• [Dataset extract]
***
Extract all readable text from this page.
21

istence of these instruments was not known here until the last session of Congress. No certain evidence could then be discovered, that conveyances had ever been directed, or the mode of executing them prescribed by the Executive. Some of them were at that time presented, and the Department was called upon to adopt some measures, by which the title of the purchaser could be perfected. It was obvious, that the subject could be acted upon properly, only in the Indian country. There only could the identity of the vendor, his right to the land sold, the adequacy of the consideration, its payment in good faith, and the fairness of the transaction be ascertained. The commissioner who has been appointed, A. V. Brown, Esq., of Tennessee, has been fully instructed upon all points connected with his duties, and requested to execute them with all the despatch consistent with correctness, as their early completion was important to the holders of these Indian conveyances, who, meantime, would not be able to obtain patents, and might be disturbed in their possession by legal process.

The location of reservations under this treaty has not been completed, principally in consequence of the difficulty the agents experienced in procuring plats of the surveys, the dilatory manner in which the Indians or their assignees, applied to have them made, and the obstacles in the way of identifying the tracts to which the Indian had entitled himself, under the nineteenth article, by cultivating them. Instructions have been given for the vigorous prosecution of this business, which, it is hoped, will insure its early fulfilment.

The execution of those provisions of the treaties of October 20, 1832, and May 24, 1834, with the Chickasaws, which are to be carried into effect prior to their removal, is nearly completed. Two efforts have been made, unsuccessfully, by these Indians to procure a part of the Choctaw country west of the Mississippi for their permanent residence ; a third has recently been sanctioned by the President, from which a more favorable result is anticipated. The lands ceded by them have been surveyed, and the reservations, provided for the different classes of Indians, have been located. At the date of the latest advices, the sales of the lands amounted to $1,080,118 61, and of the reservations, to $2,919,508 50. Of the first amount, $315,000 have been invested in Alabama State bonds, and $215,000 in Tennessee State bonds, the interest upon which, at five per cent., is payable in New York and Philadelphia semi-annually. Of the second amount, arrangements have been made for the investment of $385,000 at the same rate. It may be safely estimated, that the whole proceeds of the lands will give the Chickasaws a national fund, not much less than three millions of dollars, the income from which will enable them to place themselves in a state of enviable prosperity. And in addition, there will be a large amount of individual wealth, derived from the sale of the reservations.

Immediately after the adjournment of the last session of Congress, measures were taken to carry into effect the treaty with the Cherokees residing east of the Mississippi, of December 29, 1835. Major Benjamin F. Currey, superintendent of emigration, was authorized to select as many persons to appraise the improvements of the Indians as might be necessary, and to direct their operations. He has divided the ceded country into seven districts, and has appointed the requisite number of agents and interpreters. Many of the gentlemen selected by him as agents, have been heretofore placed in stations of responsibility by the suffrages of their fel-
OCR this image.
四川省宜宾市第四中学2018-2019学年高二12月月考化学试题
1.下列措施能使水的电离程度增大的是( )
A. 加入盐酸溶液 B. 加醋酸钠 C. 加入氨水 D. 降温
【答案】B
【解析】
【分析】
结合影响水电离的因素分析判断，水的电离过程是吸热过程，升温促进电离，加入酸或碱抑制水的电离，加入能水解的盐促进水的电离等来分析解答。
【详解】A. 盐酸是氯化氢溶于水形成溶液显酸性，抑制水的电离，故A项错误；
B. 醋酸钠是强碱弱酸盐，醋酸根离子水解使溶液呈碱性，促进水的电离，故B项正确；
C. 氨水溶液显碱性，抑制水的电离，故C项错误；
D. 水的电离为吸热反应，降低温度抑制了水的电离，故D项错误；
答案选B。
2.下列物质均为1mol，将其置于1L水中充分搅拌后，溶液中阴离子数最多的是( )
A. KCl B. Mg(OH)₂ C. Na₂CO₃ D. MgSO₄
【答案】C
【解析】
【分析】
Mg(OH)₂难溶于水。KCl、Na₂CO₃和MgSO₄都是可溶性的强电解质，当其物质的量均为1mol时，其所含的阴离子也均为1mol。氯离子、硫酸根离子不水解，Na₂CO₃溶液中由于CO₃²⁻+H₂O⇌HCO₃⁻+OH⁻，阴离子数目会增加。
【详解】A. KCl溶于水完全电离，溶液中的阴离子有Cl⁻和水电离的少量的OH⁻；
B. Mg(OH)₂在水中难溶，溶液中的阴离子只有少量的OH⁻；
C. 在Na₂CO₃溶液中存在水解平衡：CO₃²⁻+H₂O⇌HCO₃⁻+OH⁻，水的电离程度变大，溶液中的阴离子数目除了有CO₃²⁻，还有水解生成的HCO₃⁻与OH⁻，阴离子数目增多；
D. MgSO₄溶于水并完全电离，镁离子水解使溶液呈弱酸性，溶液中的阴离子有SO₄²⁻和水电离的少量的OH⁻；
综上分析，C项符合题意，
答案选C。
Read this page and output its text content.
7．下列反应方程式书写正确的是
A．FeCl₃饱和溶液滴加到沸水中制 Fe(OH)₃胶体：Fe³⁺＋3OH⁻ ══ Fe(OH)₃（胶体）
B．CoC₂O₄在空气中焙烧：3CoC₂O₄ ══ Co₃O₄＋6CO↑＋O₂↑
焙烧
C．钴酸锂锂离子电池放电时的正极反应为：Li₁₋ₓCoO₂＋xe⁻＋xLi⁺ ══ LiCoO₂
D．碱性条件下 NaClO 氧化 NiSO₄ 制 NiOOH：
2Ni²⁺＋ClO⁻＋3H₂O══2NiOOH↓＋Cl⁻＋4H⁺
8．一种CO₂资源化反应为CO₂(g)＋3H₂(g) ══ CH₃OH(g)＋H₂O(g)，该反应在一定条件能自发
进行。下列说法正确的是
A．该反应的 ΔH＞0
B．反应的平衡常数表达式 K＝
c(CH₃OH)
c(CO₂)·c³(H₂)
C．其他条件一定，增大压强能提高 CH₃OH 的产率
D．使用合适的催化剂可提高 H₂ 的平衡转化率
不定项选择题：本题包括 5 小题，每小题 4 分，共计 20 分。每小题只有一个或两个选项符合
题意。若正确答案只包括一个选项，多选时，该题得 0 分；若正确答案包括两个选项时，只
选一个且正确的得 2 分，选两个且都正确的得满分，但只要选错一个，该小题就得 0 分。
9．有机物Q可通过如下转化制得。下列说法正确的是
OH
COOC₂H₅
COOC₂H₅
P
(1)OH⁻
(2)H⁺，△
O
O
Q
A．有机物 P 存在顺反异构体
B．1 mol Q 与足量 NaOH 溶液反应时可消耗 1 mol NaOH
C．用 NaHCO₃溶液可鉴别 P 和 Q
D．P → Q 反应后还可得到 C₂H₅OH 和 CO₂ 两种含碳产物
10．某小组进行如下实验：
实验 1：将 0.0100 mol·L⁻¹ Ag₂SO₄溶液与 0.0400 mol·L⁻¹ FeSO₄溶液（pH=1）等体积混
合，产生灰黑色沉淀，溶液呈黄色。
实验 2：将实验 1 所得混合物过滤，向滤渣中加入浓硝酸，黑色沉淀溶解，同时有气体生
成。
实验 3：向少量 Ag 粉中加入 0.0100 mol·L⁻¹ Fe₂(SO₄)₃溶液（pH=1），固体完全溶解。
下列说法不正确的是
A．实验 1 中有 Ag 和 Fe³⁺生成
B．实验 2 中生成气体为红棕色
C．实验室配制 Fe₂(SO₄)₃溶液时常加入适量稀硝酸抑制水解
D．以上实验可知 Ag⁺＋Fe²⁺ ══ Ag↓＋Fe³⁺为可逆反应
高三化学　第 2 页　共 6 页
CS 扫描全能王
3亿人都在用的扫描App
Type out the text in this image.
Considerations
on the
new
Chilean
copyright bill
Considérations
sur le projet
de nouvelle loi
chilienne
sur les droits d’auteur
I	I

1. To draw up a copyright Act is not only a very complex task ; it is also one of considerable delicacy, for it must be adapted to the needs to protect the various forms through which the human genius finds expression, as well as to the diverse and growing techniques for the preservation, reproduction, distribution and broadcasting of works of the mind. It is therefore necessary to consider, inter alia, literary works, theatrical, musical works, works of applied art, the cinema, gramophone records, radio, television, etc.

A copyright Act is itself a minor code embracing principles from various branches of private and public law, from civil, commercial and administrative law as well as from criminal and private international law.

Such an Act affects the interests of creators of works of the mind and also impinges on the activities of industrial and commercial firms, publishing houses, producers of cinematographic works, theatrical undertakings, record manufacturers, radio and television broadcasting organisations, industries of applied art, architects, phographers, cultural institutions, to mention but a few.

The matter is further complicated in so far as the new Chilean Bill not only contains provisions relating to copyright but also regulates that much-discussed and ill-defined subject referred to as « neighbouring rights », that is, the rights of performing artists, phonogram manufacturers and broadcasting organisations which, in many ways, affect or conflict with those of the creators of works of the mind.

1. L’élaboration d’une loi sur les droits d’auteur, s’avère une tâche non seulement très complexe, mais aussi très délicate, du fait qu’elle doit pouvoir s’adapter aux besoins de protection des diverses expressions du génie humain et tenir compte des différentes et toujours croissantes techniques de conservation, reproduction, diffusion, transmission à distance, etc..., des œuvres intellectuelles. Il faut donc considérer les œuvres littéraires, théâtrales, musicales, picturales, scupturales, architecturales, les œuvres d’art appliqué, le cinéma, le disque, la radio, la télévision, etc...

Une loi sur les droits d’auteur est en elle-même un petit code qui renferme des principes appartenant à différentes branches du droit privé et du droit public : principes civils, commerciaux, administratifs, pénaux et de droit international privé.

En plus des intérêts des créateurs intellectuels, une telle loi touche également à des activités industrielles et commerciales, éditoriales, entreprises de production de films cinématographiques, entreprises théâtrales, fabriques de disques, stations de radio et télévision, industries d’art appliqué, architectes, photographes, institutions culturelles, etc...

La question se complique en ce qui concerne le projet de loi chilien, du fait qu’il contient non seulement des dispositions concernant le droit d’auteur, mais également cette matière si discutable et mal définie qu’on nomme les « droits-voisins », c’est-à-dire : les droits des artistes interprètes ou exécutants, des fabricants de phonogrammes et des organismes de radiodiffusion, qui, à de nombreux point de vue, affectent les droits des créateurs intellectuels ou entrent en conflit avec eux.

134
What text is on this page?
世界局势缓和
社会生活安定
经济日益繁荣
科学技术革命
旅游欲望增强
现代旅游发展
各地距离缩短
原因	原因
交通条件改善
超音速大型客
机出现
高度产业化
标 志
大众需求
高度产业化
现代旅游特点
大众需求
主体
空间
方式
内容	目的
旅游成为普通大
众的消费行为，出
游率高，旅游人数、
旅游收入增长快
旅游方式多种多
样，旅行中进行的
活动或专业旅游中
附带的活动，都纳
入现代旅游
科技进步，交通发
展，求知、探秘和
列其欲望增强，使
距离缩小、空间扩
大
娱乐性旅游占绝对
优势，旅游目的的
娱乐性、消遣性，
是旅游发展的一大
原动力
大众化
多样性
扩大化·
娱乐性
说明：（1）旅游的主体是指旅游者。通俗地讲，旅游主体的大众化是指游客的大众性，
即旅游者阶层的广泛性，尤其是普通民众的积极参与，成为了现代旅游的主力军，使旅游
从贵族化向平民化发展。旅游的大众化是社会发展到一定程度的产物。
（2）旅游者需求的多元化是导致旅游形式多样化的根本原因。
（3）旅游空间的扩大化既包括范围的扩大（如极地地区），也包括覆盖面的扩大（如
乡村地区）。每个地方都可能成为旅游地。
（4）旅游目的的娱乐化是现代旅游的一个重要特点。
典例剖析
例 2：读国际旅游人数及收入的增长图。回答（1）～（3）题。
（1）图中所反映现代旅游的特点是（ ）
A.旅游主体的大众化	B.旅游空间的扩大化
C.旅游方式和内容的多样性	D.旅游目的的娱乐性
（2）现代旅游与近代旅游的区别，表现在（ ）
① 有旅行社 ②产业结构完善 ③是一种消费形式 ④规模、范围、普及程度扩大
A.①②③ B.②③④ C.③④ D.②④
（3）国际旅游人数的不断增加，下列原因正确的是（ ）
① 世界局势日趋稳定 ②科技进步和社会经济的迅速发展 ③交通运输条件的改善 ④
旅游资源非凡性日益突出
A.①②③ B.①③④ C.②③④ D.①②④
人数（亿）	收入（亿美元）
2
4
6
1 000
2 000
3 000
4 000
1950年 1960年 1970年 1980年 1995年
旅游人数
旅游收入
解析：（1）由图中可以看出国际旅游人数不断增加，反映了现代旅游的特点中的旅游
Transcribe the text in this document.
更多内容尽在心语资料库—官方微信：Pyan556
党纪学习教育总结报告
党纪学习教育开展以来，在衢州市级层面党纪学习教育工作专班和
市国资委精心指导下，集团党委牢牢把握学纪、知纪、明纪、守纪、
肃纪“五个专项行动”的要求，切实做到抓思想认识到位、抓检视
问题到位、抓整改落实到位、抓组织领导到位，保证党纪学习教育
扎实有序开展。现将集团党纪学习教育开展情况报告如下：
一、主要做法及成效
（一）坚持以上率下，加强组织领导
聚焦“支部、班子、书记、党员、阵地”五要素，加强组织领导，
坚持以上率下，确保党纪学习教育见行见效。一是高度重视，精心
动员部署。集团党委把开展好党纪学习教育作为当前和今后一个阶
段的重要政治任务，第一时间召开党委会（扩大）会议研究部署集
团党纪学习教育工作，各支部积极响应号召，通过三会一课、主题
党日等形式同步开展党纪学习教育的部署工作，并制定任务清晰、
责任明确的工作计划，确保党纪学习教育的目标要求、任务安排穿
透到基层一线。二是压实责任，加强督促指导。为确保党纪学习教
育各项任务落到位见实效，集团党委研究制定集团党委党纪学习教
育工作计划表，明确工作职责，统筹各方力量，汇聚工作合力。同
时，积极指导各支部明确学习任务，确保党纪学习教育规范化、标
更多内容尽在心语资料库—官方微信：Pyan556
***
• [Given task] Pull out each line of the records holding the string "projet".

• [Written reply]
sur le projet
La question se complique en ce qui concerne le projet de loi chilien, du fait qu’il contient non seulement des dispositions concernant le droit d’auteur, mais également cette matière si discutable et mal définie qu’on nomme les « droits-voisins », c’est-à-dire : les droits des artistes interprètes ou exécutants, des fabricants de phonogrammes et des organismes de radiodiffusion, qui, à de nombreux point de vue, affectent les droits des créateurs intellectuels ou entrent en conflit avec eux.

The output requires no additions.